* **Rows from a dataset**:
================

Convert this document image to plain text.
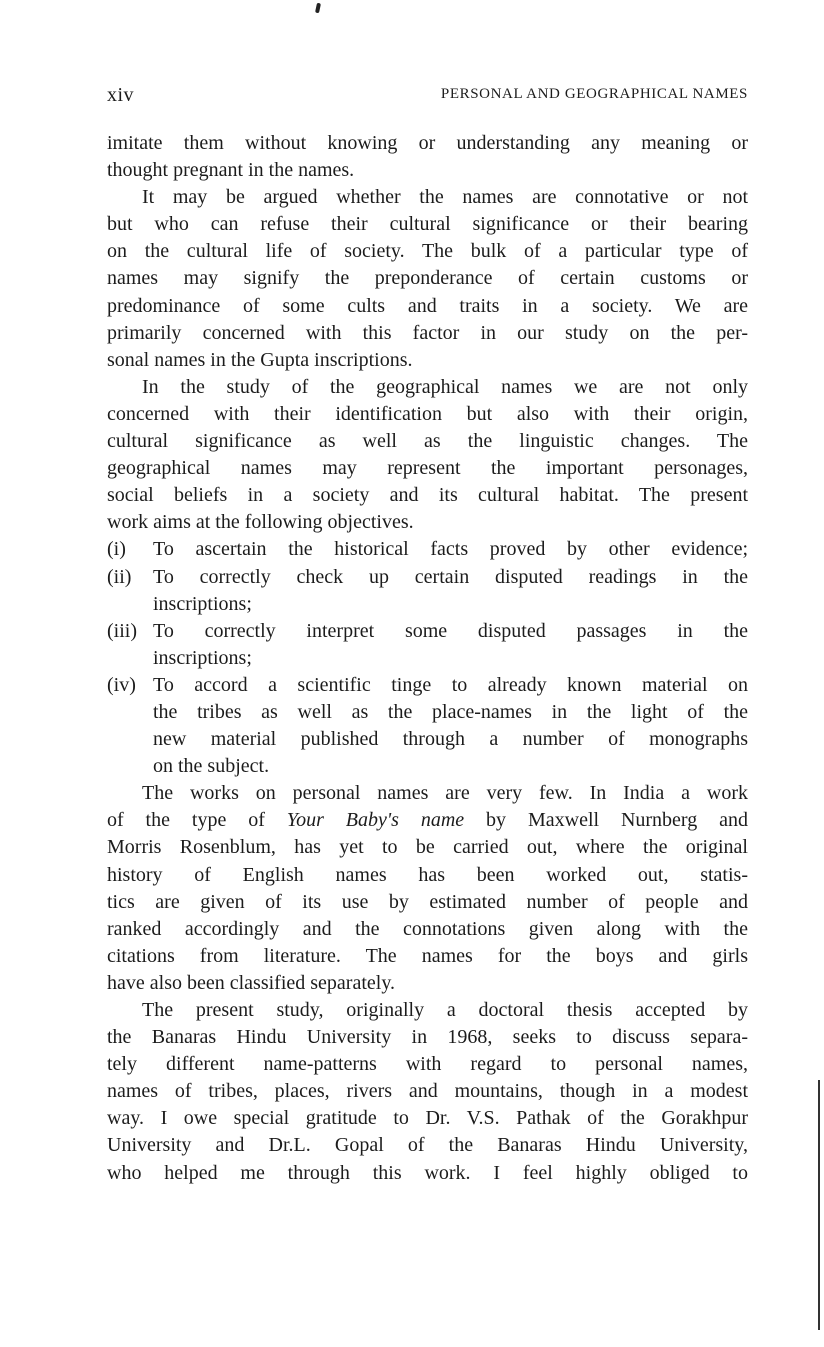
xiv	PERSONAL AND GEOGRAPHICAL NAMES
imitate them without knowing or understanding any meaning or
thought pregnant in the names.
It may be argued whether the names are connotative or not
but who can refuse their cultural significance or their bearing
on the cultural life of society. The bulk of a particular type of
names may signify the preponderance of certain customs or
predominance of some cults and traits in a society. We are
primarily concerned with this factor in our study on the per-
sonal names in the Gupta inscriptions.
In the study of the geographical names we are not only
concerned with their identification but also with their origin,
cultural significance as well as the linguistic changes. The
geographical names may represent the important personages,
social beliefs in a society and its cultural habitat. The present
work aims at the following objectives.
(i)	To ascertain the historical facts proved by other evidence;
(ii)	To correctly check up certain disputed readings in the
inscriptions;
(iii) To correctly interpret some disputed passages in the
inscriptions;
(iv) To accord a scientific tinge to already known material on
the tribes as well as the place-names in the light of the
new material published through a number of monographs
on the subject.
The works on personal names are very few. In India a work
of the type of Your Baby's name by Maxwell Nurnberg and
Morris Rosenblum, has yet to be carried out, where the original
history of English names has been worked out, statis-
tics are given of its use by estimated number of people and
ranked accordingly and the connotations given along with the
citations from literature. The names for the boys and girls
have also been classified separately.
The present study, originally a doctoral thesis accepted by
the Banaras Hindu University in 1968, seeks to discuss separa-
tely different name-patterns with regard to personal names,
names of tribes, places, rivers and mountains, though in a modest
way. I owe special gratitude to Dr. V.S. Pathak of the Gorakhpur
University and Dr.L. Gopal of the Banaras Hindu University,
who helped me through this work. I feel highly obliged to
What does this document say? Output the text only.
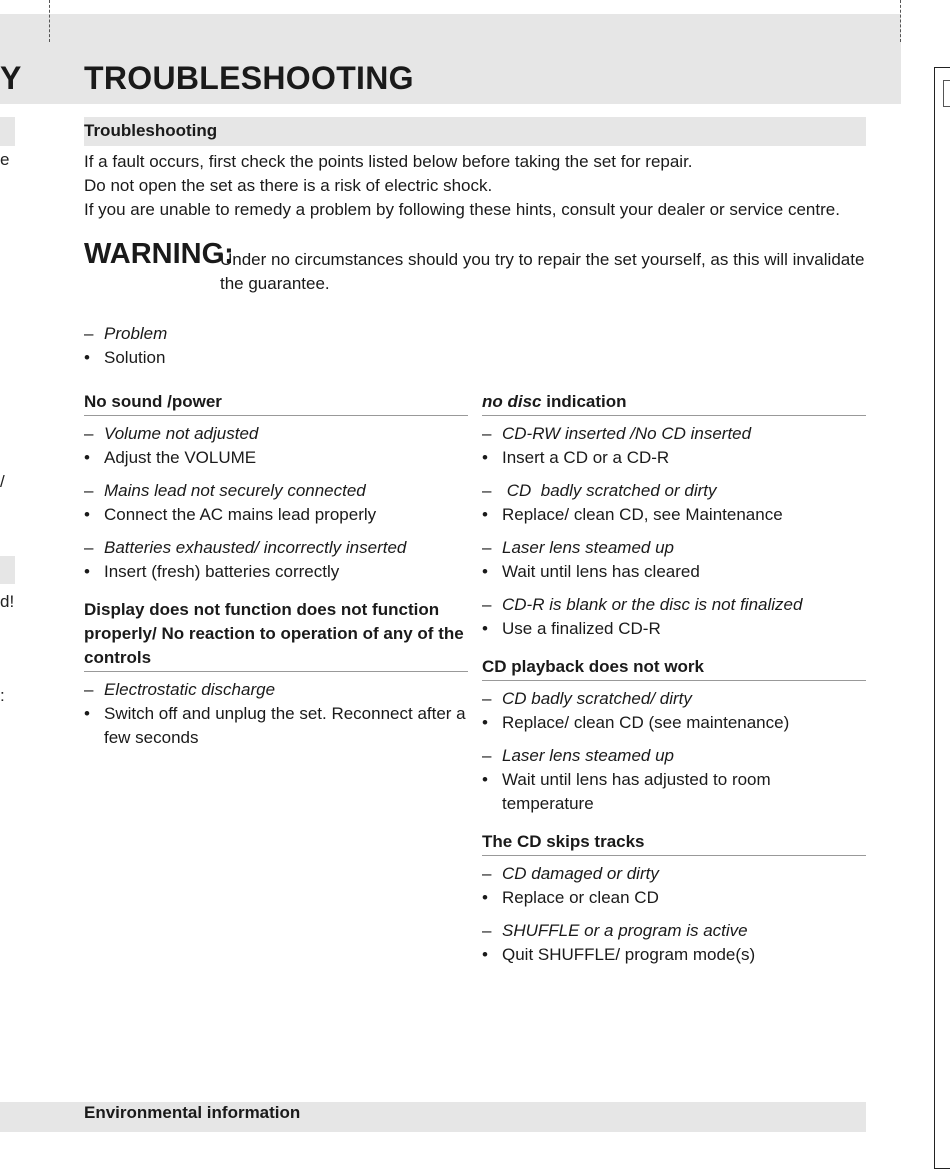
Y
e
/
d!
:
TROUBLESHOOTING
Troubleshooting
If a fault occurs, first check the points listed below before taking the set for repair.
Do not open the set as there is a risk of electric shock.
If you are unable to remedy a problem by following these hints, consult your dealer or service centre.
WARNING:
Under no circumstances should you try to repair the set yourself, as this will invalidate the guarantee.
– Problem
• Solution
No sound /power
– Volume not adjusted
• Adjust the VOLUME
– Mains lead not securely connected
• Connect the AC mains lead properly
– Batteries exhausted/ incorrectly inserted
• Insert (fresh) batteries correctly
Display does not function does not function properly/ No reaction to operation of any of the controls
– Electrostatic discharge
• Switch off and unplug the set. Reconnect after a few seconds
no disc indication
– CD-RW inserted /No CD inserted
• Insert a CD or a CD-R
– CD  badly scratched or dirty
• Replace/ clean CD, see Maintenance
– Laser lens steamed up
• Wait until lens has cleared
– CD-R is blank or the disc is not finalized
• Use a finalized CD-R
CD playback does not work
– CD badly scratched/ dirty
• Replace/ clean CD (see maintenance)
– Laser lens steamed up
• Wait until lens has adjusted to room temperature
The CD skips tracks
– CD damaged or dirty
• Replace or clean CD
– SHUFFLE or a program is active
• Quit SHUFFLE/ program mode(s)
Environmental information
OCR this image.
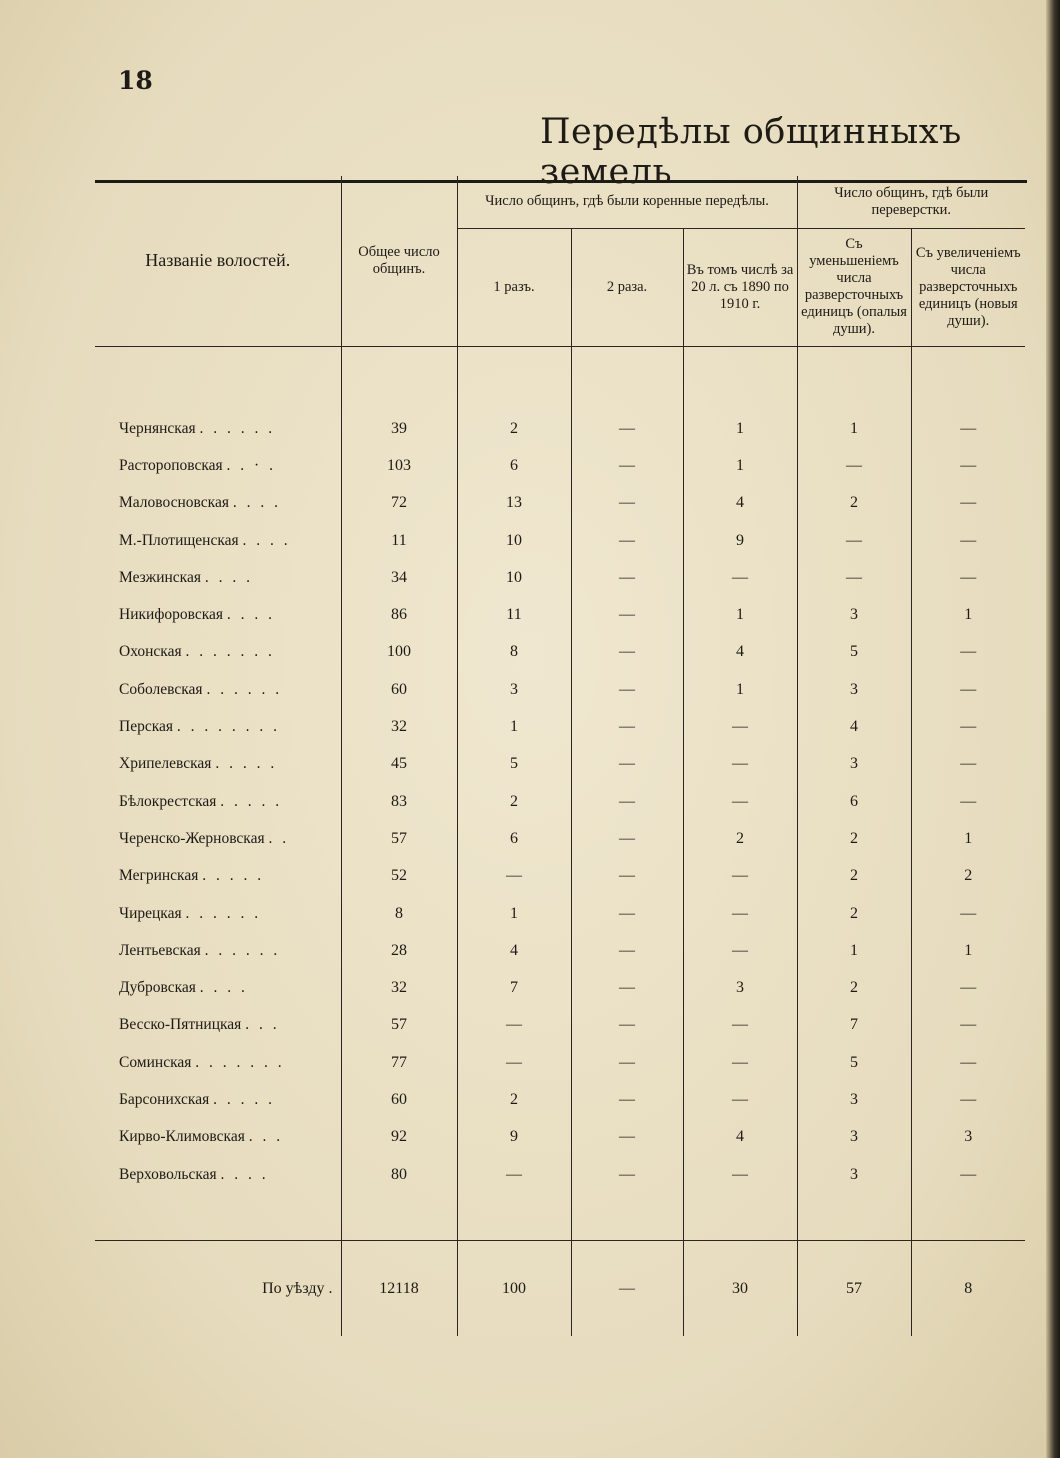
18
Передѣлы общинныхъ земель
Названіе волостей.	Общее число общинъ.	Число общинъ, гдѣ были коренные передѣлы.			Число общинъ, гдѣ были переверстки.	
		1 разъ.	2 раза.	Въ томъ числѣ за 20 л. съ 1890 по 1910 г.	Съ уменьшеніемъ числа разверсточныхъ единицъ (опалыя души).	Съ увеличеніемъ числа разверсточныхъ единицъ (новыя души).

Чернянская . . . . . .	39	2	—	1	1	—
Растороповская . . · .	103	6	—	1	—	—
Маловосновская . . . .	72	13	—	4	2	—
М.-Плотищенская . . . .	11	10	—	9	—	—
Мезжинская . . . .	34	10	—	—	—	—
Никифоровская . . . .	86	11	—	1	3	1
Охонская . . . . . . .	100	8	—	4	5	—
Соболевская . . . . . .	60	3	—	1	3	—
Перская . . . . . . . .	32	1	—	—	4	—
Хрипелевская . . . . .	45	5	—	—	3	—
Бѣлокрестская . . . . .	83	2	—	—	6	—
Черенско-Жерновская . .	57	6	—	2	2	1
Мегринская . . . . .	52	—	—	—	2	2
Чирецкая . . . . . .	8	1	—	—	2	—
Лентьевская . . . . . .	28	4	—	—	1	1
Дубровская . . . .	32	7	—	3	2	—
Весско-Пятницкая . . .	57	—	—	—	7	—
Соминская . . . . . . .	77	—	—	—	5	—
Барсонихская . . . . .	60	2	—	—	3	—
Кирво-Климовская . . .	92	9	—	4	3	3
Верховольская . . . .	80	—	—	—	3	—

По уѣзду .	12118	100	—	30	57	8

================

* **Task description**:
Pull out the lines above in which the word "check" appears.

* **Solution for this problem**:
(ii)	To correctly check up certain disputed readings in the
If a fault occurs, first check the points listed below before taking the set for repair.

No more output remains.